┌─ Recorded data
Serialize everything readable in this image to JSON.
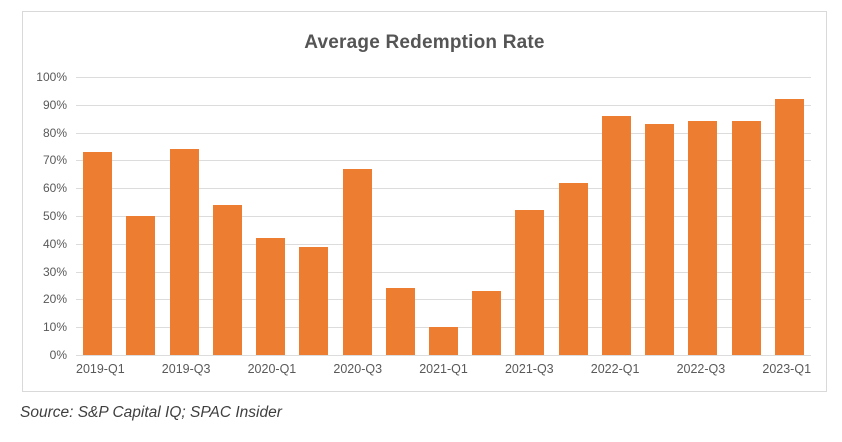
{
  "title": "Average Redemption Rate",
  "source": "Source: S&P Capital IQ; SPAC Insider",
  "colors": {
    "bar": "#ED7D31",
    "gridline": "#DCDCDC",
    "frame_border": "#D9D9D9",
    "title_text": "#555555",
    "axis_text": "#595959",
    "source_text": "#3F3F3F"
  },
  "chart_data": {
    "type": "bar",
    "title": "Average Redemption Rate",
    "categories": [
      "2019-Q1",
      "2019-Q2",
      "2019-Q3",
      "2019-Q4",
      "2020-Q1",
      "2020-Q2",
      "2020-Q3",
      "2020-Q4",
      "2021-Q1",
      "2021-Q2",
      "2021-Q3",
      "2021-Q4",
      "2022-Q1",
      "2022-Q2",
      "2022-Q3",
      "2022-Q4",
      "2023-Q1"
    ],
    "values": [
      73,
      50,
      74,
      54,
      42,
      39,
      67,
      24,
      10,
      23,
      52,
      62,
      86,
      83,
      84,
      84,
      92
    ],
    "y_tick_labels": [
      "100%",
      "90%",
      "80%",
      "70%",
      "60%",
      "50%",
      "40%",
      "30%",
      "20%",
      "10%",
      "0%"
    ],
    "x_tick_labels": [
      "2019-Q1",
      "2019-Q3",
      "2020-Q1",
      "2020-Q3",
      "2021-Q1",
      "2021-Q3",
      "2022-Q1",
      "2022-Q3",
      "2023-Q1"
    ],
    "x_tick_every": 2,
    "ylim": [
      0,
      100
    ],
    "ylabel": "",
    "xlabel": "",
    "grid": true,
    "legend": false,
    "bar_color": "#ED7D31"
  }
}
└─
* _Your instructions_: Across the entries above, how many lines contain "Rate"? Provide only the count.

* _Exercise answer_: 2